YOUR TASK:
Output the material below unchanged, apart from leaving out the pictures.

DATASET EXTRACT:
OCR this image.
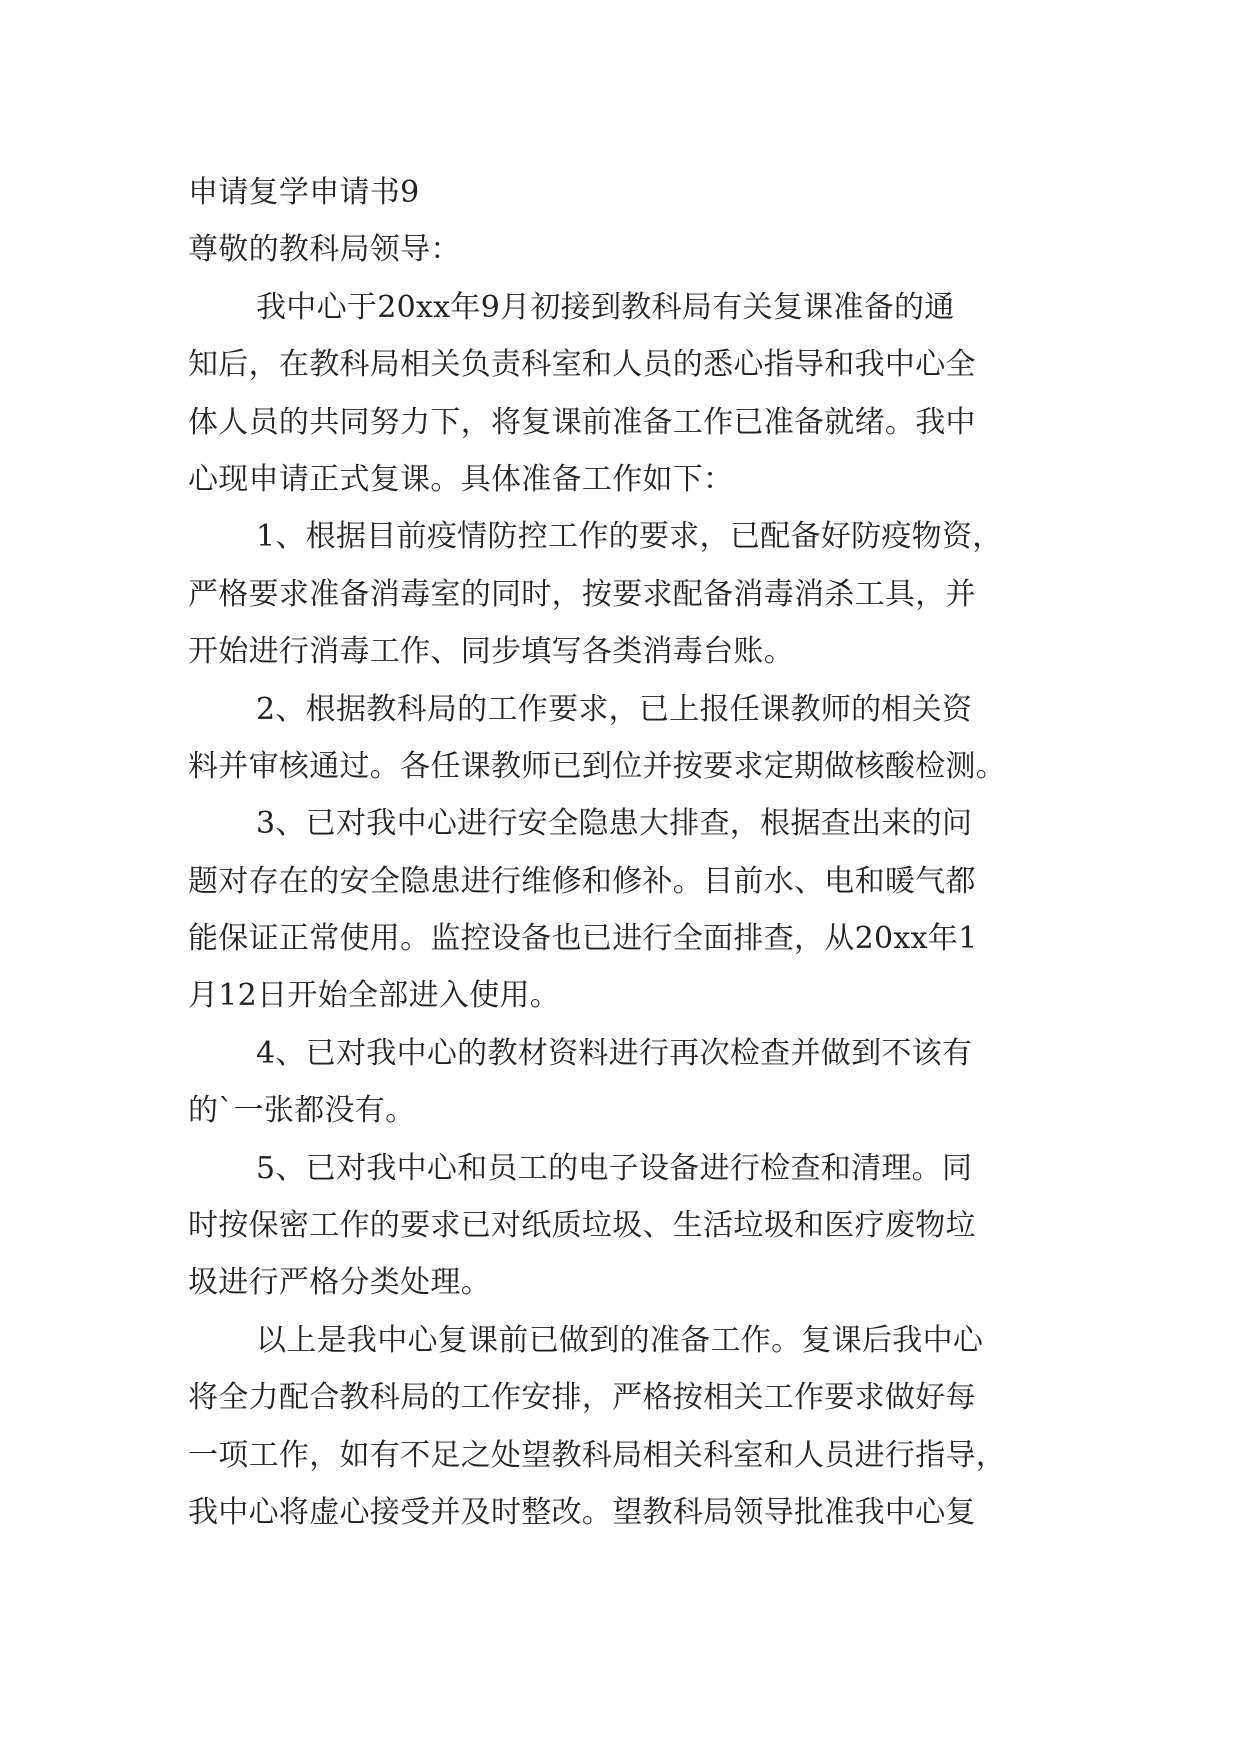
申请复学申请书9
尊敬的教科局领导：
我中心于20xx年9月初接到教科局有关复课准备的通
知后，在教科局相关负责科室和人员的悉心指导和我中心全
体人员的共同努力下，将复课前准备工作已准备就绪。我中
心现申请正式复课。具体准备工作如下：
1、根据目前疫情防控工作的要求，已配备好防疫物资，
严格要求准备消毒室的同时，按要求配备消毒消杀工具，并
开始进行消毒工作、同步填写各类消毒台账。
2、根据教科局的工作要求，已上报任课教师的相关资
料并审核通过。各任课教师已到位并按要求定期做核酸检测。
3、已对我中心进行安全隐患大排查，根据查出来的问
题对存在的安全隐患进行维修和修补。目前水、电和暖气都
能保证正常使用。监控设备也已进行全面排查，从20xx年1
月12日开始全部进入使用。
4、已对我中心的教材资料进行再次检查并做到不该有
的`一张都没有。
5、已对我中心和员工的电子设备进行检查和清理。同
时按保密工作的要求已对纸质垃圾、生活垃圾和医疗废物垃
圾进行严格分类处理。
以上是我中心复课前已做到的准备工作。复课后我中心
将全力配合教科局的工作安排，严格按相关工作要求做好每
一项工作，如有不足之处望教科局相关科室和人员进行指导，
我中心将虚心接受并及时整改。望教科局领导批准我中心复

CORRECT RESULT:
OCR this image.
申请复学申请书9
尊敬的教科局领导：
我中心于20xx年9月初接到教科局有关复课准备的通
知后，在教科局相关负责科室和人员的悉心指导和我中心全
体人员的共同努力下，将复课前准备工作已准备就绪。我中
心现申请正式复课。具体准备工作如下：
1、根据目前疫情防控工作的要求，已配备好防疫物资，
严格要求准备消毒室的同时，按要求配备消毒消杀工具，并
开始进行消毒工作、同步填写各类消毒台账。
2、根据教科局的工作要求，已上报任课教师的相关资
料并审核通过。各任课教师已到位并按要求定期做核酸检测。
3、已对我中心进行安全隐患大排查，根据查出来的问
题对存在的安全隐患进行维修和修补。目前水、电和暖气都
能保证正常使用。监控设备也已进行全面排查，从20xx年1
月12日开始全部进入使用。
4、已对我中心的教材资料进行再次检查并做到不该有
的`一张都没有。
5、已对我中心和员工的电子设备进行检查和清理。同
时按保密工作的要求已对纸质垃圾、生活垃圾和医疗废物垃
圾进行严格分类处理。
以上是我中心复课前已做到的准备工作。复课后我中心
将全力配合教科局的工作安排，严格按相关工作要求做好每
一项工作，如有不足之处望教科局相关科室和人员进行指导，
我中心将虚心接受并及时整改。望教科局领导批准我中心复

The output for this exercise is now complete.